**Stored rows:**

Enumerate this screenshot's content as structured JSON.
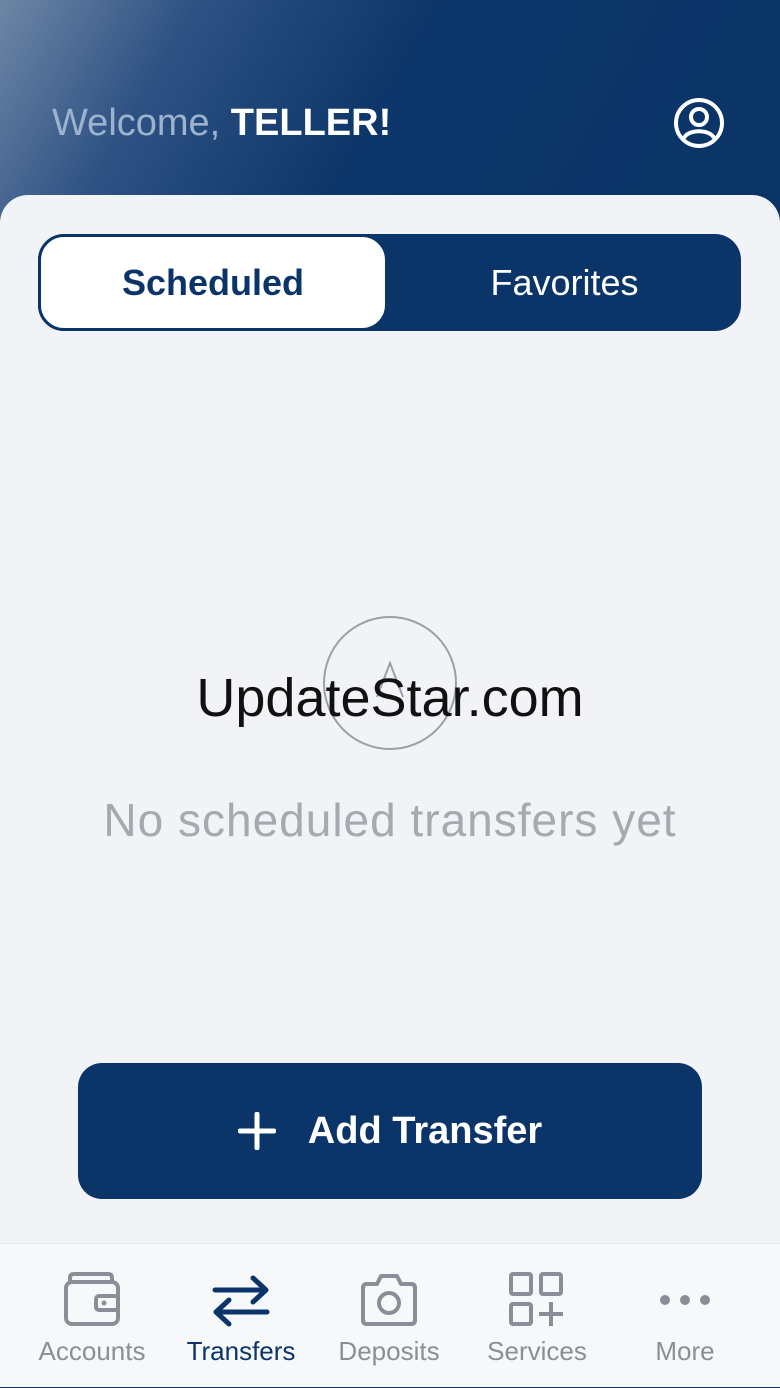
{
  "header": {
    "welcome_prefix": "Welcome, ",
    "user_name": "TELLER!",
    "profile_icon": "user-circle-icon"
  },
  "tabs": [
    {
      "label": "Scheduled",
      "selected": true
    },
    {
      "label": "Favorites",
      "selected": false
    }
  ],
  "empty_state": {
    "icon": "empty-circle-icon",
    "message": "No scheduled transfers yet"
  },
  "watermark": "UpdateStar.com",
  "add_button": {
    "label": "Add Transfer",
    "icon": "plus-icon"
  },
  "bottom_nav": [
    {
      "label": "Accounts",
      "icon": "wallet-icon",
      "active": false
    },
    {
      "label": "Transfers",
      "icon": "transfer-arrows-icon",
      "active": true
    },
    {
      "label": "Deposits",
      "icon": "camera-icon",
      "active": false
    },
    {
      "label": "Services",
      "icon": "grid-plus-icon",
      "active": false
    },
    {
      "label": "More",
      "icon": "more-dots-icon",
      "active": false
    }
  ],
  "colors": {
    "primary": "#0b3468",
    "background": "#f1f3f6",
    "muted_text": "#a5a9b0",
    "nav_inactive": "#8a8f97"
  }
}
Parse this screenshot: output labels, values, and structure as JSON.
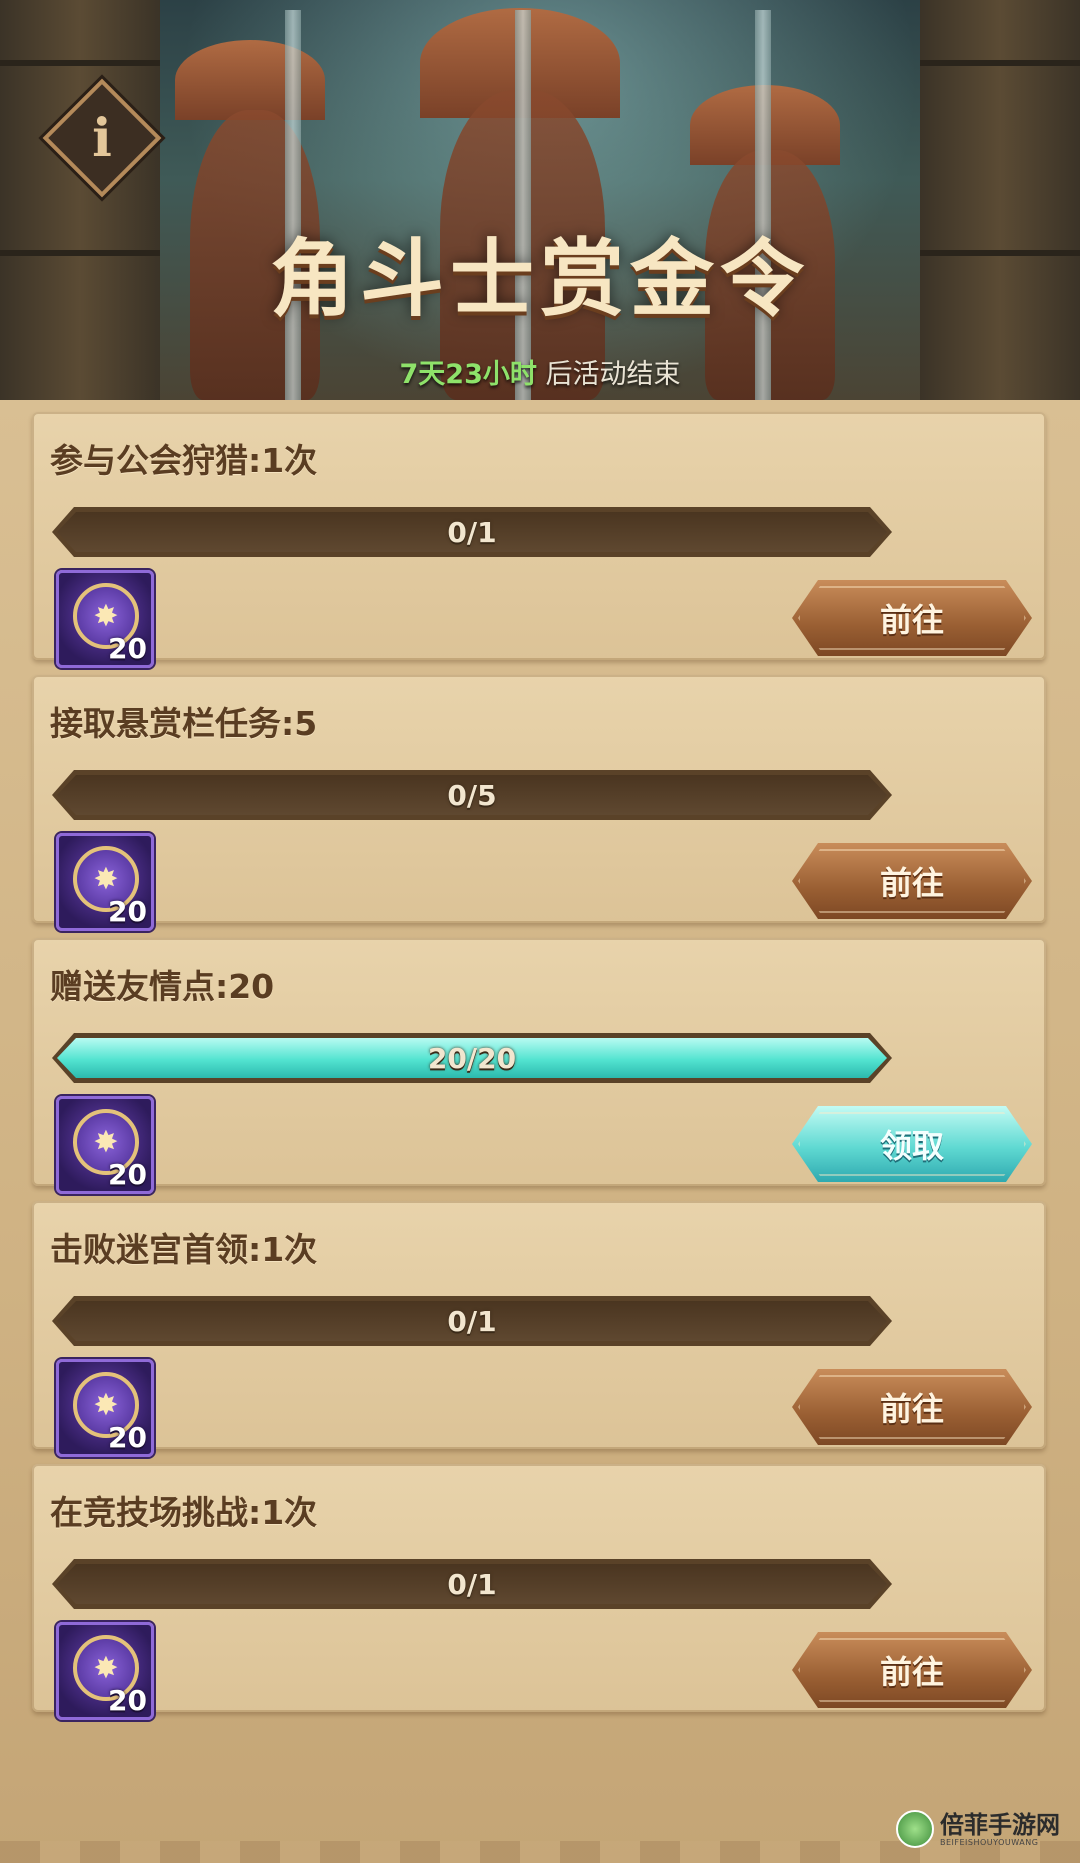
{
  "banner": {
    "title": "角斗士赏金令",
    "timer_value": "7天23小时",
    "timer_suffix": " 后活动结束"
  },
  "info_button": {
    "glyph": "i",
    "icon": "info-icon"
  },
  "tasks": [
    {
      "title": "参与公会狩猎:1次",
      "progress_text": "0/1",
      "progress": 0,
      "reward_icon": "bounty-token-icon",
      "reward_count": "20",
      "button_label": "前往",
      "button_state": "go"
    },
    {
      "title": "接取悬赏栏任务:5",
      "progress_text": "0/5",
      "progress": 0,
      "reward_icon": "bounty-token-icon",
      "reward_count": "20",
      "button_label": "前往",
      "button_state": "go"
    },
    {
      "title": "赠送友情点:20",
      "progress_text": "20/20",
      "progress": 1,
      "reward_icon": "bounty-token-icon",
      "reward_count": "20",
      "button_label": "领取",
      "button_state": "claim"
    },
    {
      "title": "击败迷宫首领:1次",
      "progress_text": "0/1",
      "progress": 0,
      "reward_icon": "bounty-token-icon",
      "reward_count": "20",
      "button_label": "前往",
      "button_state": "go"
    },
    {
      "title": "在竞技场挑战:1次",
      "progress_text": "0/1",
      "progress": 0,
      "reward_icon": "bounty-token-icon",
      "reward_count": "20",
      "button_label": "前往",
      "button_state": "go"
    }
  ],
  "watermark": {
    "name": "倍菲手游网",
    "domain": "BEIFEISHOUYOUWANG"
  },
  "colors": {
    "timer_green": "#8ee26a",
    "progress_complete": "#52e3d0",
    "button_go": "#9a5f33",
    "button_claim": "#5fd9d2",
    "reward_purple": "#6b43b5"
  }
}
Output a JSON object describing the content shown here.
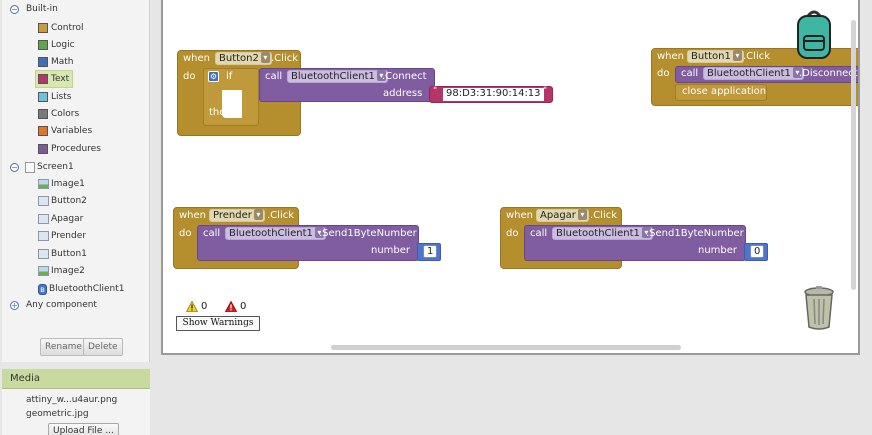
{
  "blocks_tree": {
    "builtin_label": "Built-in",
    "builtin_items": [
      {
        "label": "Control",
        "color": "#c89b3c"
      },
      {
        "label": "Logic",
        "color": "#5da64e"
      },
      {
        "label": "Math",
        "color": "#3f71b8"
      },
      {
        "label": "Text",
        "color": "#b5346a"
      },
      {
        "label": "Lists",
        "color": "#6cc3e0"
      },
      {
        "label": "Colors",
        "color": "#7a7a7a"
      },
      {
        "label": "Variables",
        "color": "#e3742a"
      },
      {
        "label": "Procedures",
        "color": "#7d5a9a"
      }
    ],
    "screen_label": "Screen1",
    "components": [
      {
        "label": "Image1",
        "icon": "image-icon"
      },
      {
        "label": "Button2",
        "icon": "button-icon"
      },
      {
        "label": "Apagar",
        "icon": "button-icon"
      },
      {
        "label": "Prender",
        "icon": "button-icon"
      },
      {
        "label": "Button1",
        "icon": "button-icon"
      },
      {
        "label": "Image2",
        "icon": "image-icon"
      },
      {
        "label": "BluetoothClient1",
        "icon": "bluetooth-icon"
      }
    ],
    "any_component_label": "Any component",
    "rename_label": "Rename",
    "delete_label": "Delete"
  },
  "media": {
    "header": "Media",
    "files": [
      "attiny_w...u4aur.png",
      "geometric.jpg"
    ],
    "upload_label": "Upload File ..."
  },
  "blocks": {
    "b1": {
      "when": "when",
      "component": "Button2",
      "event": ".Click",
      "do": "do",
      "if": "if",
      "then": "then",
      "call": "call",
      "target": "BluetoothClient1",
      "method": ".Connect",
      "param": "address",
      "value": "98:D3:31:90:14:13"
    },
    "b2": {
      "when": "when",
      "component": "Button1",
      "event": ".Click",
      "do": "do",
      "call": "call",
      "target": "BluetoothClient1",
      "method": ".Disconnect",
      "close": "close application"
    },
    "b3": {
      "when": "when",
      "component": "Prender",
      "event": ".Click",
      "do": "do",
      "call": "call",
      "target": "BluetoothClient1",
      "method": ".Send1ByteNumber",
      "param": "number",
      "value": "1"
    },
    "b4": {
      "when": "when",
      "component": "Apagar",
      "event": ".Click",
      "do": "do",
      "call": "call",
      "target": "BluetoothClient1",
      "method": ".Send1ByteNumber",
      "param": "number",
      "value": "0"
    }
  },
  "warnings": {
    "warning_count": "0",
    "error_count": "0",
    "show_label": "Show Warnings"
  }
}
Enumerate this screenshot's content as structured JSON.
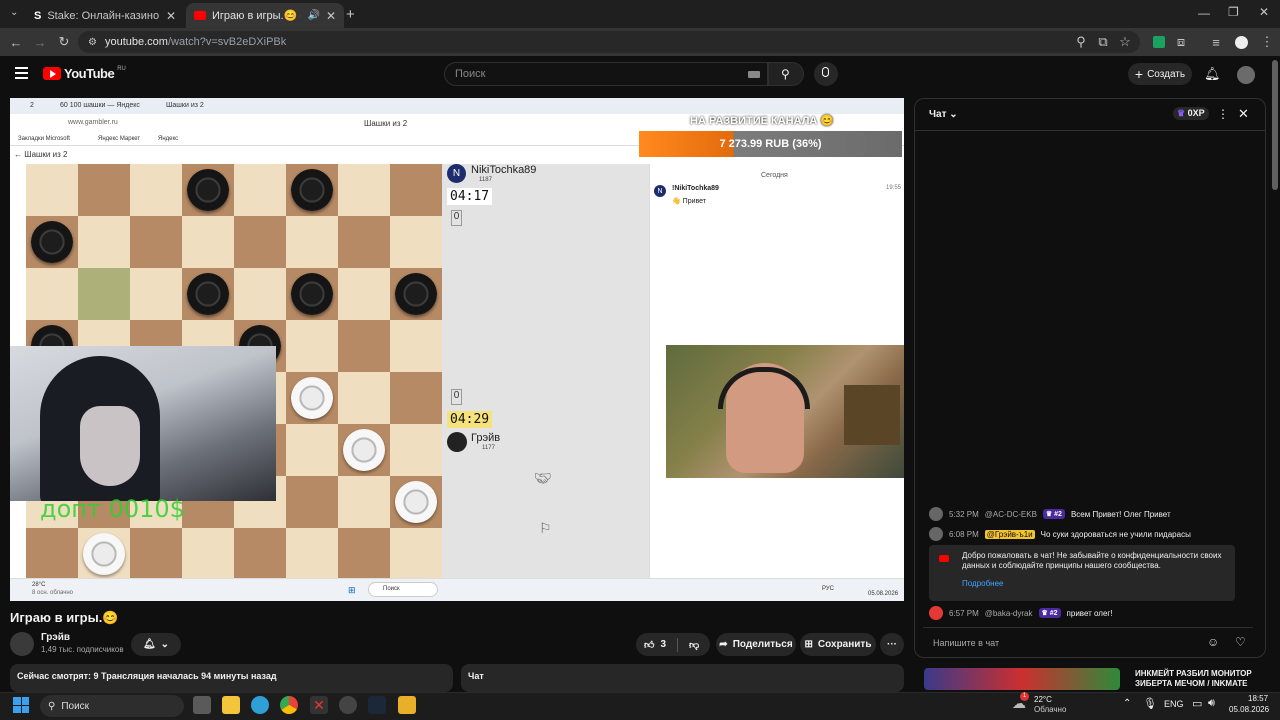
{
  "browser": {
    "tabs": [
      {
        "title": "Stake: Онлайн-казино и ставки",
        "active": false
      },
      {
        "title": "Играю в игры.😊 - YouTube",
        "active": true
      }
    ],
    "new_tab": "+",
    "address": {
      "host": "youtube.com",
      "path": "/watch?v=svB2eDXiPBk"
    }
  },
  "youtube": {
    "logo": "YouTube",
    "region": "RU",
    "search_placeholder": "Поиск",
    "create_label": "Создать"
  },
  "stream": {
    "inner_browser": {
      "tabs": [
        "2",
        "60 100 шашки — Яндекс",
        "Шашки из 2"
      ],
      "url": "www.gambler.ru",
      "page_title": "Шашки из 2",
      "bookmarks": [
        "Закладки Microsoft",
        "Яндекс Маркет",
        "Яндекс"
      ],
      "back_label": "Шашки из 2"
    },
    "donation": {
      "caption": "НА РАЗВИТИЕ КАНАЛА 😊",
      "amount": "7 273.99 RUB (36%)"
    },
    "opponent": {
      "initial": "N",
      "name": "NikiTochka89",
      "rating": "1187",
      "timer": "04:17",
      "score": "0"
    },
    "player": {
      "name": "Грэйв",
      "rating": "1177",
      "timer": "04:29",
      "score": "0"
    },
    "inner_chat": {
      "day": "Сегодня",
      "author": "!NikiTochka89",
      "time": "19:55",
      "message": "Привет"
    },
    "overlay_caption": "допт 0010$",
    "inner_taskbar": {
      "weather": "28°C",
      "weather_desc": "8 осн. облачно",
      "search": "Поиск",
      "lang": "РУС",
      "date": "05.08.2026"
    },
    "board": {
      "black": [
        [
          3,
          0
        ],
        [
          5,
          0
        ],
        [
          0,
          1
        ],
        [
          3,
          2
        ],
        [
          5,
          2
        ],
        [
          7,
          2
        ],
        [
          0,
          3
        ],
        [
          4,
          3
        ]
      ],
      "white": [
        [
          5,
          4
        ],
        [
          6,
          5
        ],
        [
          7,
          6
        ],
        [
          1,
          7
        ]
      ],
      "highlight": [
        [
          1,
          2
        ]
      ]
    }
  },
  "video": {
    "title": "Играю в игры.😊",
    "channel": "Грэйв",
    "subscribers": "1,49 тыс. подписчиков",
    "likes": "3",
    "share_label": "Поделиться",
    "save_label": "Сохранить",
    "more_label": "···",
    "description_line": "Сейчас смотрят: 9  Трансляция началась 94 минуты назад",
    "chat_collapsed": "Чат"
  },
  "chat": {
    "title": "Чат",
    "points": "0XP",
    "messages": [
      {
        "time": "5:32 PM",
        "author": "@AC-DC-EKB",
        "badge": "#2",
        "text": "Всем Привет! Олег Привет"
      },
      {
        "time": "6:08 PM",
        "author": "@Грэйв-ъ1и",
        "badge": "",
        "text": "Чо суки здороваться не учили пидарасы"
      },
      {
        "time": "6:57 PM",
        "author": "@baka-dyrak",
        "badge": "#2",
        "text": "привет олег!"
      }
    ],
    "welcome_text": "Добро пожаловать в чат! Не забывайте о конфиденциальности своих данных и соблюдайте принципы нашего сообщества.",
    "welcome_link": "Подробнее",
    "input_placeholder": "Напишите в чат"
  },
  "recommendation": {
    "title": "ИНКМЕЙТ РАЗБИЛ МОНИТОР ЗИБЕРТА МЕЧОМ / INKMATE"
  },
  "taskbar": {
    "search": "Поиск",
    "temperature": "22°C",
    "weather": "Облачно",
    "lang": "ENG",
    "time": "18:57",
    "date": "05.08.2026",
    "notifications": "1"
  },
  "colors": {
    "youtube_red": "#ff0000",
    "badge_purple": "#4b2aa0",
    "donation_orange": "#f07a14"
  }
}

**Short exercise:** Work out how many lines in the records above hold the string "Грэйв", then give only that count.

**Solution to this exercise:** 3